--- Your objective ---
Can you transcribe every line exactly and leave the pictures behind?

(Records excerpted from a collection)
-- START --

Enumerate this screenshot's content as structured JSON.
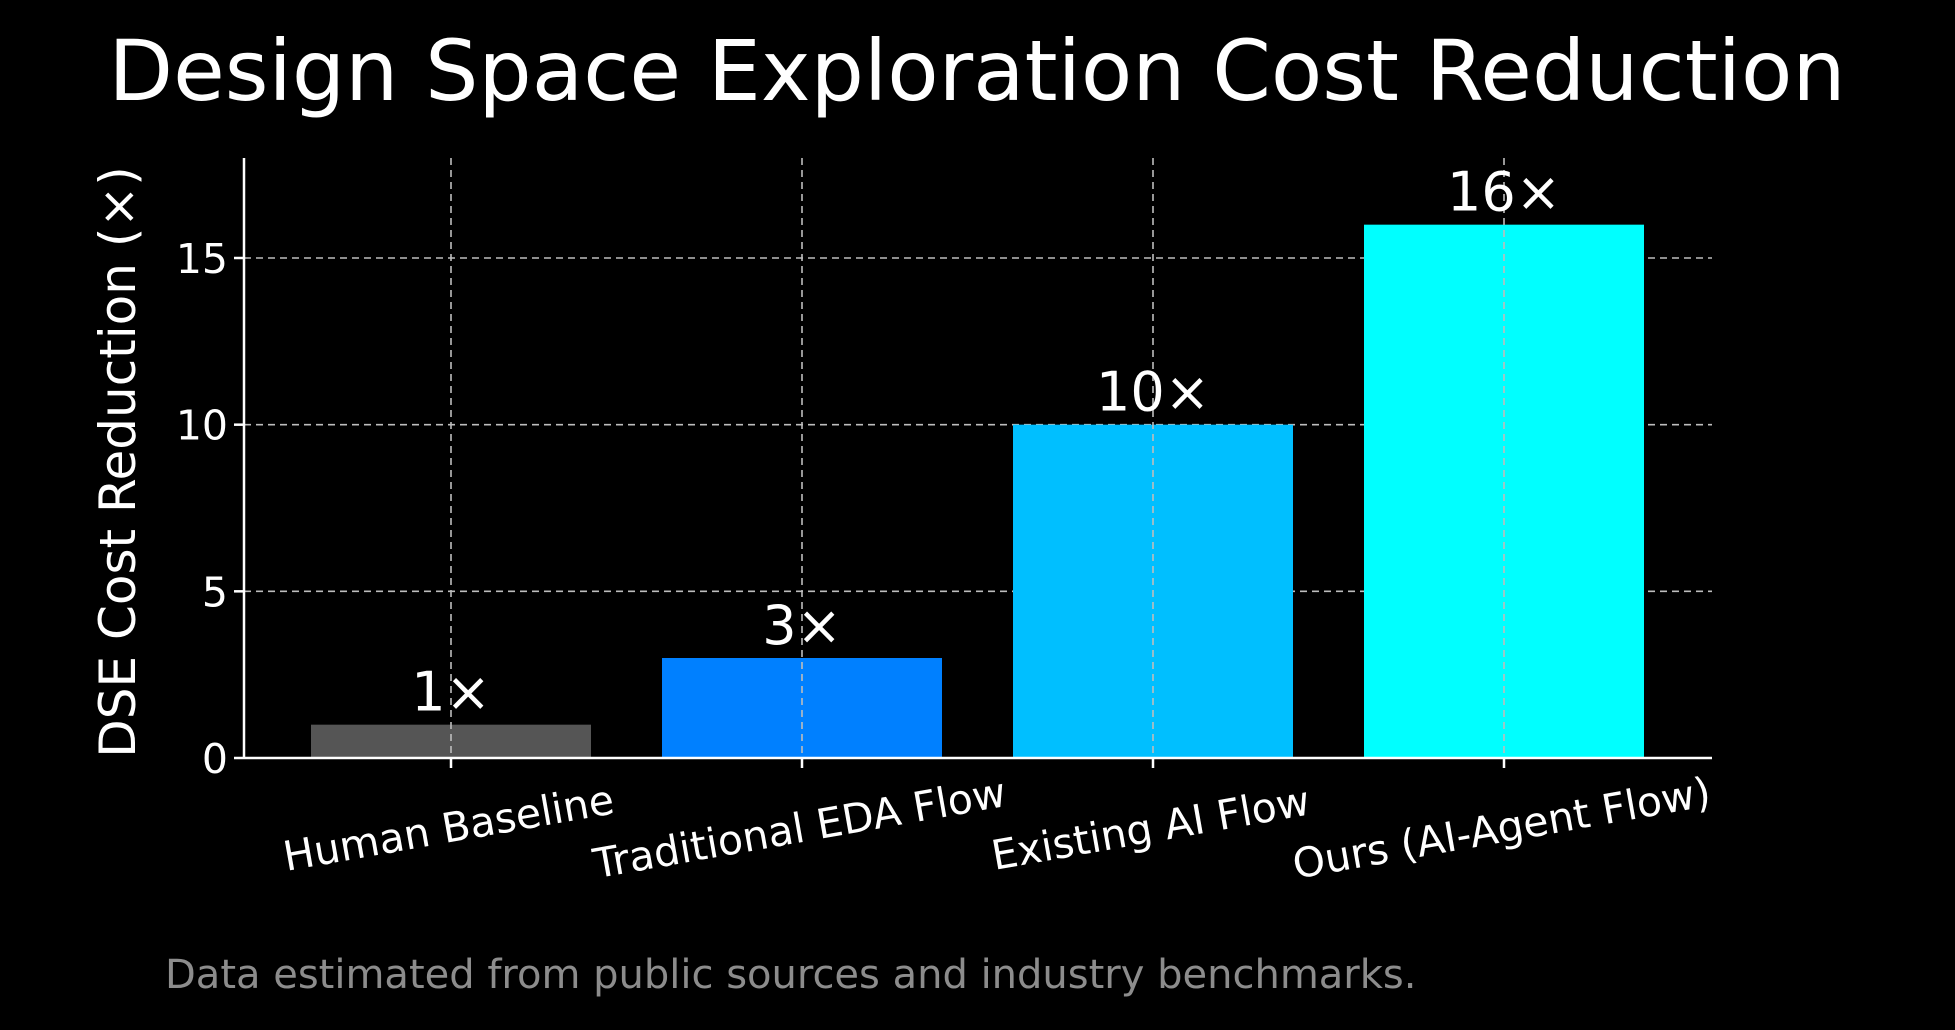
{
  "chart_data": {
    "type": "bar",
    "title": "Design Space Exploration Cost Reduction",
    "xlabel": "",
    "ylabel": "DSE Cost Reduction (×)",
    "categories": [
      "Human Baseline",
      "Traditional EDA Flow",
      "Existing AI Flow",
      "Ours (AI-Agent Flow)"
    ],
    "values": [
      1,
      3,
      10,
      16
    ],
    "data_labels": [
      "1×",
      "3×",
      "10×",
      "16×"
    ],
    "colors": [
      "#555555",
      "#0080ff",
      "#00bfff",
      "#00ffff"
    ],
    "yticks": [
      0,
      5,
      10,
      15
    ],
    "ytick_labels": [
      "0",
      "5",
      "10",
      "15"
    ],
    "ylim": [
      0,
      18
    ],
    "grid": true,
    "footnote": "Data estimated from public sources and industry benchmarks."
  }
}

-- END --

--- Right answer ---
Enumerate this screenshot's content as structured JSON.
{
  "chart_data": {
    "type": "bar",
    "title": "Design Space Exploration Cost Reduction",
    "xlabel": "",
    "ylabel": "DSE Cost Reduction (×)",
    "categories": [
      "Human Baseline",
      "Traditional EDA Flow",
      "Existing AI Flow",
      "Ours (AI-Agent Flow)"
    ],
    "values": [
      1,
      3,
      10,
      16
    ],
    "data_labels": [
      "1×",
      "3×",
      "10×",
      "16×"
    ],
    "colors": [
      "#555555",
      "#0080ff",
      "#00bfff",
      "#00ffff"
    ],
    "yticks": [
      0,
      5,
      10,
      15
    ],
    "ytick_labels": [
      "0",
      "5",
      "10",
      "15"
    ],
    "ylim": [
      0,
      18
    ],
    "grid": true,
    "footnote": "Data estimated from public sources and industry benchmarks."
  }
}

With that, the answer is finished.